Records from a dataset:
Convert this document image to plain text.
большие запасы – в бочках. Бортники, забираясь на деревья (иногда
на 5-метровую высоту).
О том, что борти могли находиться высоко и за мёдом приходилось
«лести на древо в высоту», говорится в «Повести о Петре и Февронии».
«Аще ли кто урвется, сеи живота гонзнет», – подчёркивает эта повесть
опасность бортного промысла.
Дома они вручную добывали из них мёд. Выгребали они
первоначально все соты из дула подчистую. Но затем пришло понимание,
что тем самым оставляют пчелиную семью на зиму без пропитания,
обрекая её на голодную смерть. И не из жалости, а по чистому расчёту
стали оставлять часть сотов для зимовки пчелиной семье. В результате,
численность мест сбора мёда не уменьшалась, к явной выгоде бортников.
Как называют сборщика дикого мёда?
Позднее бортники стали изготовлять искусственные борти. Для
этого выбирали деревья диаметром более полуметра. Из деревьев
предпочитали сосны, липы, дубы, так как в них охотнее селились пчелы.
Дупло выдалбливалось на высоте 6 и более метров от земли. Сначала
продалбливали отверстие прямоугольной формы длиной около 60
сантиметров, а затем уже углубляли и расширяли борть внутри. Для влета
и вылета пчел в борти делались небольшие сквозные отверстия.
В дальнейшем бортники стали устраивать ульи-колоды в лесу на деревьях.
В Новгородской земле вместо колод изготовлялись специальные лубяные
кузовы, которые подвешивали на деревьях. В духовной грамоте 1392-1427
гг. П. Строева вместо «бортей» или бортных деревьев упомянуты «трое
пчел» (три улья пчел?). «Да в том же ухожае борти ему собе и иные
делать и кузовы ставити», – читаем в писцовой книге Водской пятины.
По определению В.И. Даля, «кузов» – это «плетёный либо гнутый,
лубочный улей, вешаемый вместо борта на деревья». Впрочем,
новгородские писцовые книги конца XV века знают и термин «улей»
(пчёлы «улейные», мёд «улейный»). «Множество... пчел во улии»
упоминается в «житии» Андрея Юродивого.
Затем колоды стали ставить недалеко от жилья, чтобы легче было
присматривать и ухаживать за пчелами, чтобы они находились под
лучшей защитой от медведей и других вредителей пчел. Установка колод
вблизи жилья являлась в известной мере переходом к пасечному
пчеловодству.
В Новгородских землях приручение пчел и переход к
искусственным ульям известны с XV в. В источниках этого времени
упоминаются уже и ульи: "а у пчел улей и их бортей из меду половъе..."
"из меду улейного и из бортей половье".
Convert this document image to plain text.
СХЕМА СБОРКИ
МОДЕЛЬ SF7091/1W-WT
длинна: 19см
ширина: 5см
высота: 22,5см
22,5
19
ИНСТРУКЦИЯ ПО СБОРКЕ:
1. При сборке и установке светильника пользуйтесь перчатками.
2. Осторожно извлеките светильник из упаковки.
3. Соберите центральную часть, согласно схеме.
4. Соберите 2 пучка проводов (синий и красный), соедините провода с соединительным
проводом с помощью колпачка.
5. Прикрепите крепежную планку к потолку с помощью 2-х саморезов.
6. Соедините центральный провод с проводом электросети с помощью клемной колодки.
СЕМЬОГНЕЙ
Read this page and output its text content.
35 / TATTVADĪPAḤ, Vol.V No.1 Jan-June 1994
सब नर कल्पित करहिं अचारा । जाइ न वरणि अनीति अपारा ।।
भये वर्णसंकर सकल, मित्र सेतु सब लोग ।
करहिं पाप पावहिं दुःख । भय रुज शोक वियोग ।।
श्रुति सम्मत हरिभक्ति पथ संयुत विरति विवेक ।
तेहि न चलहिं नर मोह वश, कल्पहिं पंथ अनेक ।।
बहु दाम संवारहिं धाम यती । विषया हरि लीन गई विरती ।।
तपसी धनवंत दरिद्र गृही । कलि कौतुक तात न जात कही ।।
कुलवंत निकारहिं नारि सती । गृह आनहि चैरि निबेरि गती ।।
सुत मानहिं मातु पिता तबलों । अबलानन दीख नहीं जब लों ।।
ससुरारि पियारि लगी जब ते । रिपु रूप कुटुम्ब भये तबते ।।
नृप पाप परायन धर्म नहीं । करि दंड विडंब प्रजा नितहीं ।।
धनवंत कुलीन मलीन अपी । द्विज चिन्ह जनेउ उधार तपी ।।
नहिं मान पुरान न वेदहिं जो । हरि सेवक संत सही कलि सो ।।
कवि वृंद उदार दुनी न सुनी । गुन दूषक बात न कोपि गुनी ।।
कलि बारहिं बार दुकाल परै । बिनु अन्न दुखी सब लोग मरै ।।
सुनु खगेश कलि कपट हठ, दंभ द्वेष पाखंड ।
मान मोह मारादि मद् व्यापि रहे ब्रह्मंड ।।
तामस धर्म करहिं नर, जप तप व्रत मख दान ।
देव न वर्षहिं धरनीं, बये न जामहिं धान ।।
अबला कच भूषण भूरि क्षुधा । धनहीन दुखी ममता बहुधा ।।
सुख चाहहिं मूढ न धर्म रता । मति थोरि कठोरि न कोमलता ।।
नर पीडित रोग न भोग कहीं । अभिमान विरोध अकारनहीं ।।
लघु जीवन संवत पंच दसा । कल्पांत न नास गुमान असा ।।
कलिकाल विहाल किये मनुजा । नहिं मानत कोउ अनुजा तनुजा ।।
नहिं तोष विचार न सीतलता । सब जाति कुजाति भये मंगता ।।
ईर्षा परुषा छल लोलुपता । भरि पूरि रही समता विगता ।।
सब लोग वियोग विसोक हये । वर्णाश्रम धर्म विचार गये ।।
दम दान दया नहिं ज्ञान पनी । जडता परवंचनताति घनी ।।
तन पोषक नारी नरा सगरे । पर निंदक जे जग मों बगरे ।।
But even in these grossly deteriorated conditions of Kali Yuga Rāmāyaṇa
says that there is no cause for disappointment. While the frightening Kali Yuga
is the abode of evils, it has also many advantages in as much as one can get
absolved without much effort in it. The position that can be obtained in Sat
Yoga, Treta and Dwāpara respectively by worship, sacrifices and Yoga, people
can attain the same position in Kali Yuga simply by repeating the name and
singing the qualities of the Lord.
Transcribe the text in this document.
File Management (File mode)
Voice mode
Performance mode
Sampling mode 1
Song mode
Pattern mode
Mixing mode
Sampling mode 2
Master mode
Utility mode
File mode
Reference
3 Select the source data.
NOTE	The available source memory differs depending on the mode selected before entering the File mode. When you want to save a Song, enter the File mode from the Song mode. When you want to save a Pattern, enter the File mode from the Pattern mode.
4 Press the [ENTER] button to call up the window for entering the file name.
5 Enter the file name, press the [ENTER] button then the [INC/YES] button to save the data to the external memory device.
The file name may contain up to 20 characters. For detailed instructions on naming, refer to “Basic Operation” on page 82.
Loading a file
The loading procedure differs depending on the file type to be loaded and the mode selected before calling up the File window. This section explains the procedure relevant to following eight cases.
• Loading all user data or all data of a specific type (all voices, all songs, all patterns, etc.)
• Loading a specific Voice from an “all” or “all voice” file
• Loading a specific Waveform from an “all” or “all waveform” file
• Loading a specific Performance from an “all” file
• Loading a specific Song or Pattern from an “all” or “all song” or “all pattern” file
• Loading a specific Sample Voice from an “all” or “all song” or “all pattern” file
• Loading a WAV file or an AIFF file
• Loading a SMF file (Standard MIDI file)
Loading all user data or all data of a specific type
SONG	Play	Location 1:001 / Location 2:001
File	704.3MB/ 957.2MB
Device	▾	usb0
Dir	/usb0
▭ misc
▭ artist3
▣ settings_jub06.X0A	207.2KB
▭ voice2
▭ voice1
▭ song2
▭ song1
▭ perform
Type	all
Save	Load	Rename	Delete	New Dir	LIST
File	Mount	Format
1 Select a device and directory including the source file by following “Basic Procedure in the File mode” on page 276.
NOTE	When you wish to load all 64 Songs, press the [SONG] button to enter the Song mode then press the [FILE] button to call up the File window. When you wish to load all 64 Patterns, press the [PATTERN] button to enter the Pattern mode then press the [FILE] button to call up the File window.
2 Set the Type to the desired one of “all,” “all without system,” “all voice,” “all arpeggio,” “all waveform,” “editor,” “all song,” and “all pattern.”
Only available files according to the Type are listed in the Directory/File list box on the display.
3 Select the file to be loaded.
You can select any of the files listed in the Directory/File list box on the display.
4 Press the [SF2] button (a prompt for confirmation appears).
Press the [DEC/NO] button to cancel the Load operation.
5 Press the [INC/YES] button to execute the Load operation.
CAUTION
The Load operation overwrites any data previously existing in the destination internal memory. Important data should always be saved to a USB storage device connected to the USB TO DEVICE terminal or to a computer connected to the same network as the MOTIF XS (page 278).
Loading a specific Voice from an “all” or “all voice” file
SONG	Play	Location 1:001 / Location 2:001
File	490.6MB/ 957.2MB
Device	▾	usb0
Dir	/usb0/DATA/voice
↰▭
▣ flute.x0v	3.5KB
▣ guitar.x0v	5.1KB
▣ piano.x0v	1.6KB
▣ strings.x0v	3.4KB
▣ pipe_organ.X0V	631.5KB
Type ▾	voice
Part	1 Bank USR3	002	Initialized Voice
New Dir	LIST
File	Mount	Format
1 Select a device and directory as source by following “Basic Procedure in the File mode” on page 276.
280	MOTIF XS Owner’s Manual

Work required: Give nothing but the number of lines containing the string "Yuga".

Final answer: 3